**Dataset entries**
- - - - -

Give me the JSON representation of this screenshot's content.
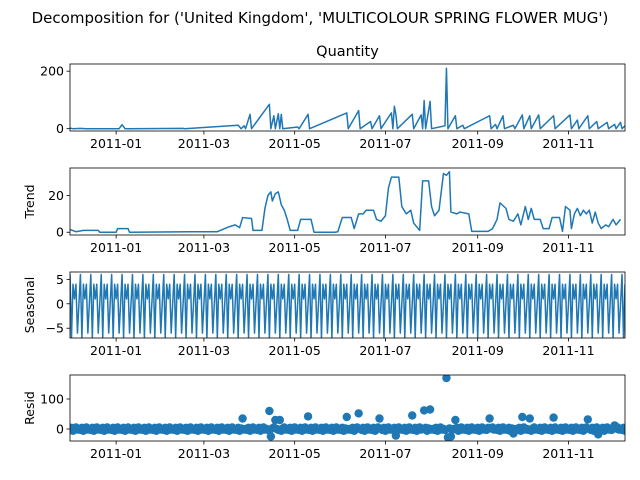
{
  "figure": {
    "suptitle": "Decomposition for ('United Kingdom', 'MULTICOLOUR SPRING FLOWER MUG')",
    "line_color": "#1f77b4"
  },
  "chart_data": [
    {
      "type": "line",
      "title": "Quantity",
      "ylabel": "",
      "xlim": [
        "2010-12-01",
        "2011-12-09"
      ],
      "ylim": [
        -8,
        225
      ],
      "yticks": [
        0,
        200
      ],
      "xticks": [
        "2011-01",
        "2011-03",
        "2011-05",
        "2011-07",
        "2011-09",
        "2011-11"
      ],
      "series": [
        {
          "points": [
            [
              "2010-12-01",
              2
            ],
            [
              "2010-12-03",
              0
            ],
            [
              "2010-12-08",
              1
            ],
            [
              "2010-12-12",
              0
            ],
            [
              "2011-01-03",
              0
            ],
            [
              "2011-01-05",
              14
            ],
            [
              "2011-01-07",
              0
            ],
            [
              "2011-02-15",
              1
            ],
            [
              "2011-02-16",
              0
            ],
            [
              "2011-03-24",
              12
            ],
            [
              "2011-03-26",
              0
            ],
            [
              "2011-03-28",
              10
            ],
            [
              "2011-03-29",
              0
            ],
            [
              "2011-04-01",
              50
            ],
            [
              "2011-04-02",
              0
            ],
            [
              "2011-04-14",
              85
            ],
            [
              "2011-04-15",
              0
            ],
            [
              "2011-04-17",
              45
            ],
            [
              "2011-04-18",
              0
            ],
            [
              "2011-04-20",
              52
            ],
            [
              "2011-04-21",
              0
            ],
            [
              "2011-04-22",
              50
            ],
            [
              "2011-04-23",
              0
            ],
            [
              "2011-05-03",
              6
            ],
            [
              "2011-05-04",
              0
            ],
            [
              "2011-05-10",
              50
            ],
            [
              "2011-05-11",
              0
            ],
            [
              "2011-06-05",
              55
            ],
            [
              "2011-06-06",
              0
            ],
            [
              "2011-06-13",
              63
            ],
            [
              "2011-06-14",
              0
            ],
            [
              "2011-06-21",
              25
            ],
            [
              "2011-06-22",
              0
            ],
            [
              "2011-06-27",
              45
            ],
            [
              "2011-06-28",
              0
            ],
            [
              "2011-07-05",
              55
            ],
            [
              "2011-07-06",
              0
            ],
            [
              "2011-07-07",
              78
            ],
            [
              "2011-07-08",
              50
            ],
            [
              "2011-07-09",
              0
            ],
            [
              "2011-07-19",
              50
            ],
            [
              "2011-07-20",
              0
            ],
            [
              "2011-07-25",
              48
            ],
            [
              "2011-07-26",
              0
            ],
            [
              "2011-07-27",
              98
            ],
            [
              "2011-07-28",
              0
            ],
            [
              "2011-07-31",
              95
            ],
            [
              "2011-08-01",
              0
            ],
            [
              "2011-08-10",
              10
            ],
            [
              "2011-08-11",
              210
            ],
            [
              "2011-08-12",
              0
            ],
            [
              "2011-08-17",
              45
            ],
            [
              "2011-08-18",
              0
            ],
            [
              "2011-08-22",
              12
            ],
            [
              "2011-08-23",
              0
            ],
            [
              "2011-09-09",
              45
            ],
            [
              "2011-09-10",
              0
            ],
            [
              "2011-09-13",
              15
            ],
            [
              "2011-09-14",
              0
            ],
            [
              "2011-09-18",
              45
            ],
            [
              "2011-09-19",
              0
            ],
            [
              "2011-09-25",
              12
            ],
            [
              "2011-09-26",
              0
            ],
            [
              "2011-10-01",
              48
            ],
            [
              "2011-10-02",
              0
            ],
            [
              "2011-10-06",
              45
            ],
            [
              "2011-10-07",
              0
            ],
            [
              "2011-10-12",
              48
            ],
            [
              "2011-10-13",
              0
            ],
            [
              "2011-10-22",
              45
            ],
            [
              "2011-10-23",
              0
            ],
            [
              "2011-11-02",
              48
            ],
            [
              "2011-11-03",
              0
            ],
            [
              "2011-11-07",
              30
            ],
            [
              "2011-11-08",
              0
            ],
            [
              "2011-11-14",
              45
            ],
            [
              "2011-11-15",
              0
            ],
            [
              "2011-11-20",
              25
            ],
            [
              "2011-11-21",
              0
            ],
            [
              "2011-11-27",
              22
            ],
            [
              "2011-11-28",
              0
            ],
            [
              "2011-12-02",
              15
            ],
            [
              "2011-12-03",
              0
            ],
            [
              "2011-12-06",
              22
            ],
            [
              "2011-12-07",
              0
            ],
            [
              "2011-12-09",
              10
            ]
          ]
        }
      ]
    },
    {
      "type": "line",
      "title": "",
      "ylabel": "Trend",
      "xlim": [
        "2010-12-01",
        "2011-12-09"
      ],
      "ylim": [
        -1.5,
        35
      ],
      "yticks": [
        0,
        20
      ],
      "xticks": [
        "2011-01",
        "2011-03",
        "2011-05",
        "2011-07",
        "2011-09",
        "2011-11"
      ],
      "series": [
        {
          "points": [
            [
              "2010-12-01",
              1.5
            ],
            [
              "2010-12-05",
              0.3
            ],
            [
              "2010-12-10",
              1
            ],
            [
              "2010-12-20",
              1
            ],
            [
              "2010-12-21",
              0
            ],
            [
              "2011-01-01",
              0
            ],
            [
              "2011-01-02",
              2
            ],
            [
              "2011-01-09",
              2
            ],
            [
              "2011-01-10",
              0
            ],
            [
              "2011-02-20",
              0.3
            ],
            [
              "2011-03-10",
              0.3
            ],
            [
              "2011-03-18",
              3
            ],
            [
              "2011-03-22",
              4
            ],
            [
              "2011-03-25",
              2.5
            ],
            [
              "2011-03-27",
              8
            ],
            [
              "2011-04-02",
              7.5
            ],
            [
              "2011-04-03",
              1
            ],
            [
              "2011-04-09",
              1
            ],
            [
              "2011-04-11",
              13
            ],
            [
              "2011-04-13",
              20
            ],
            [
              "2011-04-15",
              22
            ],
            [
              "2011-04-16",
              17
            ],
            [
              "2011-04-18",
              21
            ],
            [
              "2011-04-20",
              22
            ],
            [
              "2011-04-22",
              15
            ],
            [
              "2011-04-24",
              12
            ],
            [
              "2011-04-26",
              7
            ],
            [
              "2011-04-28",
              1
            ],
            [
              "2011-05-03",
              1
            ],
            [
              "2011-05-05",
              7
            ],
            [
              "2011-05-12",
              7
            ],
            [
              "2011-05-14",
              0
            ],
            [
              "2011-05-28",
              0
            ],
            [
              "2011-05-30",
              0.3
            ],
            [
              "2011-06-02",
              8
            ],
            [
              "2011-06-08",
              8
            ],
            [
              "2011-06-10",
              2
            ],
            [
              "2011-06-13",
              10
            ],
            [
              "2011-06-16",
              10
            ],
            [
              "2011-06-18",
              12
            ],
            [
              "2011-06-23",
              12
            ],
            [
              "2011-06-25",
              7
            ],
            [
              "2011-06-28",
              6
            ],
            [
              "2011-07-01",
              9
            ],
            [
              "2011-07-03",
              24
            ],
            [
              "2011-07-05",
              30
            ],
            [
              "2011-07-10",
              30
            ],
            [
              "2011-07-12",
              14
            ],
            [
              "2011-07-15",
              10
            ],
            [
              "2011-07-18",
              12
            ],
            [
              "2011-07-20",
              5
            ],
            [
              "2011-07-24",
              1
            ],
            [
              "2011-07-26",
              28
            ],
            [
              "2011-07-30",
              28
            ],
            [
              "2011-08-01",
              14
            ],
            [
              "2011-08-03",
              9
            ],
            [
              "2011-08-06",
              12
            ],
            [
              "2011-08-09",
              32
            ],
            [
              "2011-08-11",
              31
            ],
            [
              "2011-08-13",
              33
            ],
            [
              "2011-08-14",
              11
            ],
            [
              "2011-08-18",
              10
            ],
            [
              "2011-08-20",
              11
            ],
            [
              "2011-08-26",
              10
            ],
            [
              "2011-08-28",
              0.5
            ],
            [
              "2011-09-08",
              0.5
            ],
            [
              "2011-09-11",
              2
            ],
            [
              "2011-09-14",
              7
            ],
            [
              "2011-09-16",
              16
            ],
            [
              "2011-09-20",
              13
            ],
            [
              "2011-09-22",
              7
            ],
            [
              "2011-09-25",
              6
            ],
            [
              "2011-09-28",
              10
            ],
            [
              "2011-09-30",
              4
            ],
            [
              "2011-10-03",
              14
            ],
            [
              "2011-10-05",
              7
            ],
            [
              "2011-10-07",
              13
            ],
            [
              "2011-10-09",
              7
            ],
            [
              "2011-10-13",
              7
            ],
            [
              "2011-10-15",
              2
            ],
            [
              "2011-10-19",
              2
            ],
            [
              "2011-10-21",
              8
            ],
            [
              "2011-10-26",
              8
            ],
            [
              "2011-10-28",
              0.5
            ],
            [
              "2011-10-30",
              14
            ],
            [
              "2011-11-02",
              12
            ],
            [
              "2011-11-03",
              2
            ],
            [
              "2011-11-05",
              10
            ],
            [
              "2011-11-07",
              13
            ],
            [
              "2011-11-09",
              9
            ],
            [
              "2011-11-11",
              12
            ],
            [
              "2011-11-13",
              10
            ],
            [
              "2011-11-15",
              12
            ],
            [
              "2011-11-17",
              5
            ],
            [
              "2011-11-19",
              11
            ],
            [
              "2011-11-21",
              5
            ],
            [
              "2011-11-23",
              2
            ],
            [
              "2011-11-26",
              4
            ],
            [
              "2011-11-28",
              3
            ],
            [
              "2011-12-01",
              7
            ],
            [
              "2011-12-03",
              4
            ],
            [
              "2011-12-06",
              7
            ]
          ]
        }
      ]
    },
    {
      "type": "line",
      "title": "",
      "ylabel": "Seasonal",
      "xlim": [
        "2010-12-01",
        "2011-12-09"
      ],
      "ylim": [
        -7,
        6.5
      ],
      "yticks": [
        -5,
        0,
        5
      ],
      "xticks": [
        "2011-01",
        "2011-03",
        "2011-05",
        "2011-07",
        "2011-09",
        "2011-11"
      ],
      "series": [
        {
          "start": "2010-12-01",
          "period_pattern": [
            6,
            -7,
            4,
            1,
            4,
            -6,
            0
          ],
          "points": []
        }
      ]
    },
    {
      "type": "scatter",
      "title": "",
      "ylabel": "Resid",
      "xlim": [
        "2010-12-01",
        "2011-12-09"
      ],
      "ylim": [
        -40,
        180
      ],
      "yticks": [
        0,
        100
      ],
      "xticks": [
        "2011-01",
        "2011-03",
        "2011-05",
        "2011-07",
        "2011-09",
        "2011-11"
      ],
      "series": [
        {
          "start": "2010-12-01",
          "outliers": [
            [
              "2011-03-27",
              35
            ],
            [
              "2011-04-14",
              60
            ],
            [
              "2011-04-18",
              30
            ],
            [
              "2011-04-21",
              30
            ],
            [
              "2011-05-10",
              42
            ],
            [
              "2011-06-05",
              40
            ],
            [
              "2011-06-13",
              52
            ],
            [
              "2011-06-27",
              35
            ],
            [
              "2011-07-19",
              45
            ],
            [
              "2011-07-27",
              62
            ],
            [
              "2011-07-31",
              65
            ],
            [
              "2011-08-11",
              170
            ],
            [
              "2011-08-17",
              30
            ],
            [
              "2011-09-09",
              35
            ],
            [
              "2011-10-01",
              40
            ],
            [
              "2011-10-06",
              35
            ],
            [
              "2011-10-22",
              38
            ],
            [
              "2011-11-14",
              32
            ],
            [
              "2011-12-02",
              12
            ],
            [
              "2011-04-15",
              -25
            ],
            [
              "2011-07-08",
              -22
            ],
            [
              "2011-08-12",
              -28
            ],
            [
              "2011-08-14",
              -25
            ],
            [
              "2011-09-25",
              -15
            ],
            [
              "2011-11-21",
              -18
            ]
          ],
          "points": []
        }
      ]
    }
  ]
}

- - - - -

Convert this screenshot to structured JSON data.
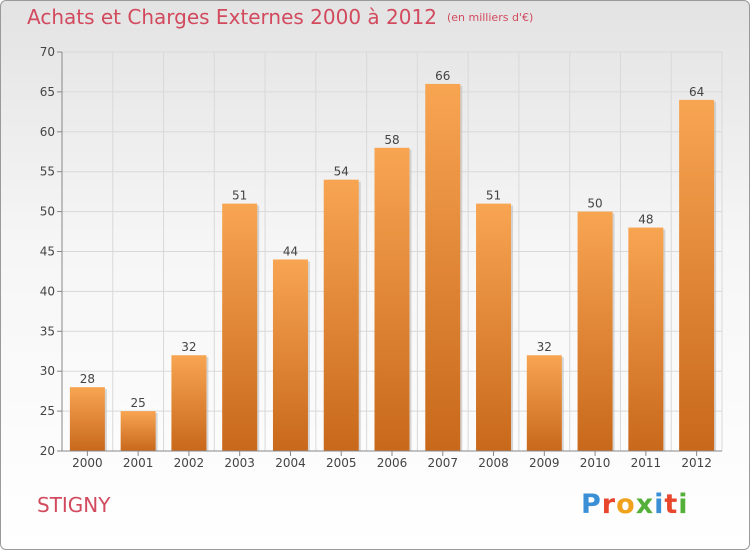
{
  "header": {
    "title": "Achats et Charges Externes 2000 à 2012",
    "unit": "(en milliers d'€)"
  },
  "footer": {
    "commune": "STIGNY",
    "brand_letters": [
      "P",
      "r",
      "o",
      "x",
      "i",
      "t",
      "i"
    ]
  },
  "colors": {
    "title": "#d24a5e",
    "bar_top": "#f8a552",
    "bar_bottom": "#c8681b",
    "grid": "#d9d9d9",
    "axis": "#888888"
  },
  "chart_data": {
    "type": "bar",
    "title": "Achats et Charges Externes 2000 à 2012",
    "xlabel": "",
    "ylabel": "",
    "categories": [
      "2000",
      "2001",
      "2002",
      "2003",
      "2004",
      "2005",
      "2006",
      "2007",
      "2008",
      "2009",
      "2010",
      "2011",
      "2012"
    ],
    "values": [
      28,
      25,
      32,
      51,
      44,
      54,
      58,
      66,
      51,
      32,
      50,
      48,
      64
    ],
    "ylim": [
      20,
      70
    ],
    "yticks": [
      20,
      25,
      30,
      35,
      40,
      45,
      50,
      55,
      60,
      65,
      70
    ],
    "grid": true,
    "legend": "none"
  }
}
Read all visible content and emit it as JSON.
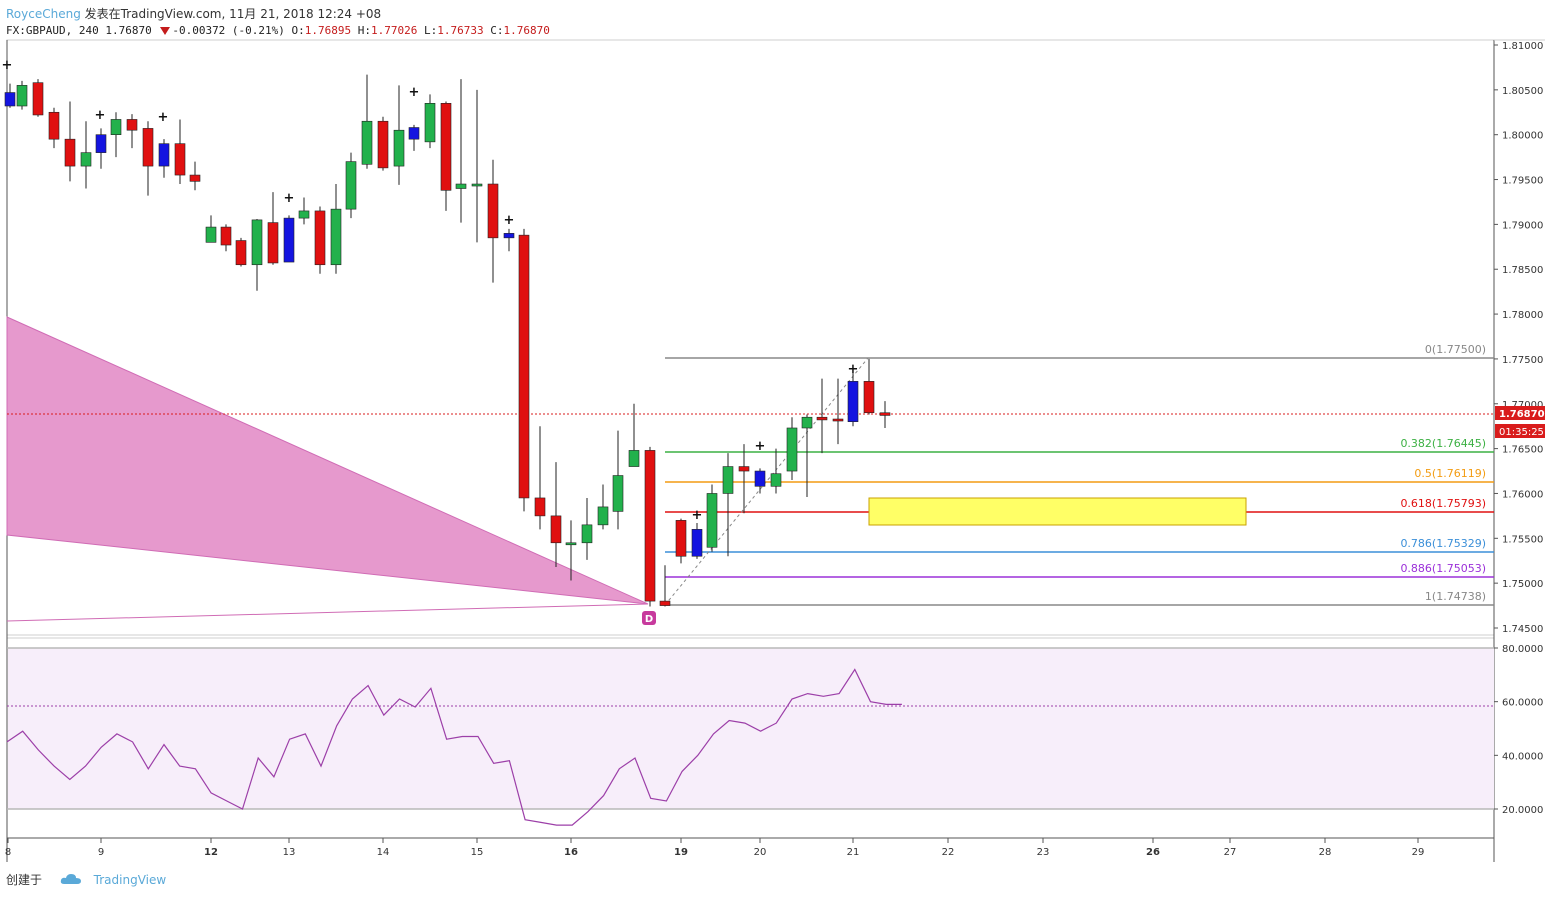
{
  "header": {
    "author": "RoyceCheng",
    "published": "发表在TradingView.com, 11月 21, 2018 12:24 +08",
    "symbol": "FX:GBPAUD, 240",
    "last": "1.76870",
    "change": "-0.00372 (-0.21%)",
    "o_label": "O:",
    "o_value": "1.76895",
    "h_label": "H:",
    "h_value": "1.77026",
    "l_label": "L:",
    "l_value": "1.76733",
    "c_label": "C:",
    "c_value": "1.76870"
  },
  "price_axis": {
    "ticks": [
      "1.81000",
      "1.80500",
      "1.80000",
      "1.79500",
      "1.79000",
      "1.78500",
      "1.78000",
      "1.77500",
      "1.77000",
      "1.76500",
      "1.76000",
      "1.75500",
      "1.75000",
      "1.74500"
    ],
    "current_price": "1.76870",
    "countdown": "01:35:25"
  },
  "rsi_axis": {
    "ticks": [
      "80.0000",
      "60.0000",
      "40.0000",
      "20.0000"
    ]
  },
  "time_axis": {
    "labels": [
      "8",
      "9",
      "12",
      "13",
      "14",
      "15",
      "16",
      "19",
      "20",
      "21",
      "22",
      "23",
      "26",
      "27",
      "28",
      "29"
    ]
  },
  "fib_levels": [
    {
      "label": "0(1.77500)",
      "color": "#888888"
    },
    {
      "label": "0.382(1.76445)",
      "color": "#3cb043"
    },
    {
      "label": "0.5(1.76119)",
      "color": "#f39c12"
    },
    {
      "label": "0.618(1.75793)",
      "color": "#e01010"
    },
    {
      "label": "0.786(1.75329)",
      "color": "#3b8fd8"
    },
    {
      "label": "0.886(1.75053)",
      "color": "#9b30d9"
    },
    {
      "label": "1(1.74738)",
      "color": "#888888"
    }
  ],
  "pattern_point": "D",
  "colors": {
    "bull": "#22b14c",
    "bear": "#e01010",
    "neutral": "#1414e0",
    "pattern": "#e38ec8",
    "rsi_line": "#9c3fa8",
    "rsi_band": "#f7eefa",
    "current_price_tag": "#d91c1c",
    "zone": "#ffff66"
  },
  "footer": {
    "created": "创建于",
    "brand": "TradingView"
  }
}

- - - - -

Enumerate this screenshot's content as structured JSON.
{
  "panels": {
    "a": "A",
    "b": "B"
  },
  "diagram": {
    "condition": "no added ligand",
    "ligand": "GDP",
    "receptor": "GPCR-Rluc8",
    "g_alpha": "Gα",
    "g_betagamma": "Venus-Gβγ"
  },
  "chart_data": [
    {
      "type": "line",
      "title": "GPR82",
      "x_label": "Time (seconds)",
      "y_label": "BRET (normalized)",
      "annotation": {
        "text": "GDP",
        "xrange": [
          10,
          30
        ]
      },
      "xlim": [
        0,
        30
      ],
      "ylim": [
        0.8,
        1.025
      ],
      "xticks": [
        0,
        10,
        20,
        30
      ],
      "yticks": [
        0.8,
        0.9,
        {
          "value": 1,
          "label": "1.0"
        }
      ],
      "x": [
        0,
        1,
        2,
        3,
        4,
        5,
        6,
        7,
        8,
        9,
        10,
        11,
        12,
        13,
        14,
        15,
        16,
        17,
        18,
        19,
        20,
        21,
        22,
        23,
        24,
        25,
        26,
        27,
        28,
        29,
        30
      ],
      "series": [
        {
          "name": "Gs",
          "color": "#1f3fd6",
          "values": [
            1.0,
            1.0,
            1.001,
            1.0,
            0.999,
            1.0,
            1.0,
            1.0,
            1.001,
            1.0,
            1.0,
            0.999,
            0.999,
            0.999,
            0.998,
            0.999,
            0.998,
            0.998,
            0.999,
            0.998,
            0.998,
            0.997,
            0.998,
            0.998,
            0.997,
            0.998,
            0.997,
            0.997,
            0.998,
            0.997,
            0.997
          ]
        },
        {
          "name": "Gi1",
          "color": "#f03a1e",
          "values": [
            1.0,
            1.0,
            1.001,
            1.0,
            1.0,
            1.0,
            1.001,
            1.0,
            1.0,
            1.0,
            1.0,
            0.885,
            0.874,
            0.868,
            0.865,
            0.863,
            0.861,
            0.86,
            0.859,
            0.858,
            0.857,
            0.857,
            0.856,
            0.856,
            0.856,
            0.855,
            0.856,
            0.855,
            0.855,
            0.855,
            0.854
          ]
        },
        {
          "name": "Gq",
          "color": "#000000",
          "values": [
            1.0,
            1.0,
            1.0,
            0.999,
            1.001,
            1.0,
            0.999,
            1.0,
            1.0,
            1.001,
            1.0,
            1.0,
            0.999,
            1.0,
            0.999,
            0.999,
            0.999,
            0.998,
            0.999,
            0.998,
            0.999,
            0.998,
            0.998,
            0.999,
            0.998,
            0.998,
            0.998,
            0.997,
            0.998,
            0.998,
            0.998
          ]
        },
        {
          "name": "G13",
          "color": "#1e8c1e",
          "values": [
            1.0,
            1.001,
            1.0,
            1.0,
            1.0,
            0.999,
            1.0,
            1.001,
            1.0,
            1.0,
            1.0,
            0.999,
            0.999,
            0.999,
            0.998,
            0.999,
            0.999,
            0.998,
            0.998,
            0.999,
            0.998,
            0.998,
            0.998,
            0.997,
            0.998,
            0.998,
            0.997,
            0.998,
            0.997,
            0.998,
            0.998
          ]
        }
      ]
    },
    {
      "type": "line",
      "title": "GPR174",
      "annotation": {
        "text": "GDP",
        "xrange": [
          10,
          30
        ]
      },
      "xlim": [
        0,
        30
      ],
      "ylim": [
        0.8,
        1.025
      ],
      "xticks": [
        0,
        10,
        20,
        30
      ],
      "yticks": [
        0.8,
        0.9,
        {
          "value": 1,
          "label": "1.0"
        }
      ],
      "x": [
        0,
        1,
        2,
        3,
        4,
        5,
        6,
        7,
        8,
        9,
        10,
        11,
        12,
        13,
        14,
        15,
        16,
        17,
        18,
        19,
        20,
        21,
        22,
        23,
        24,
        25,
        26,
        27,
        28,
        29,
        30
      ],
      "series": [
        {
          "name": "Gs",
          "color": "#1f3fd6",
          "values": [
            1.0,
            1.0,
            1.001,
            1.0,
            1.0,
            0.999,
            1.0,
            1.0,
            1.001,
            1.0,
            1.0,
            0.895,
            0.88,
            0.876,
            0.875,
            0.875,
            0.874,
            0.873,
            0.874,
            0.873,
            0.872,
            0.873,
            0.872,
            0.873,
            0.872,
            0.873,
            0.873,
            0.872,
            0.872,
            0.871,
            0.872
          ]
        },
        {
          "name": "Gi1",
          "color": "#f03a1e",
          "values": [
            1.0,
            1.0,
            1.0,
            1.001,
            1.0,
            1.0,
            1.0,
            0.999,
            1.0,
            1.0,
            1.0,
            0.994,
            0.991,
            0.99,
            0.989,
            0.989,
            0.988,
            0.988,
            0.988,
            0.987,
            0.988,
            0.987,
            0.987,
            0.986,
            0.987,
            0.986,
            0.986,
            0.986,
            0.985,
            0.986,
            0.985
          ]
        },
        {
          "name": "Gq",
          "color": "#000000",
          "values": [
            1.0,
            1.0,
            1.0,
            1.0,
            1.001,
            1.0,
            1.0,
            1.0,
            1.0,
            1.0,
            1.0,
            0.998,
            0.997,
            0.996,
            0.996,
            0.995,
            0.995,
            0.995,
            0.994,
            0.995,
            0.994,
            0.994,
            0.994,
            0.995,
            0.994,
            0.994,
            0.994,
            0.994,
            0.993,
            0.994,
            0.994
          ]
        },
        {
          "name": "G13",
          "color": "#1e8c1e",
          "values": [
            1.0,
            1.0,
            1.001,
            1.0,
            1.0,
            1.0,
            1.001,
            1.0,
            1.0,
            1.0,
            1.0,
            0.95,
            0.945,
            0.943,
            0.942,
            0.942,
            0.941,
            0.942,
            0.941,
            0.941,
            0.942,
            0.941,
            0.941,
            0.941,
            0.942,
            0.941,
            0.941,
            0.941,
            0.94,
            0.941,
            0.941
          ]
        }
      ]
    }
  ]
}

- - - - -

**What needs to be done**
Across the data, tally the lines containing "content" and give back the number alone.

**Finished exercise**
3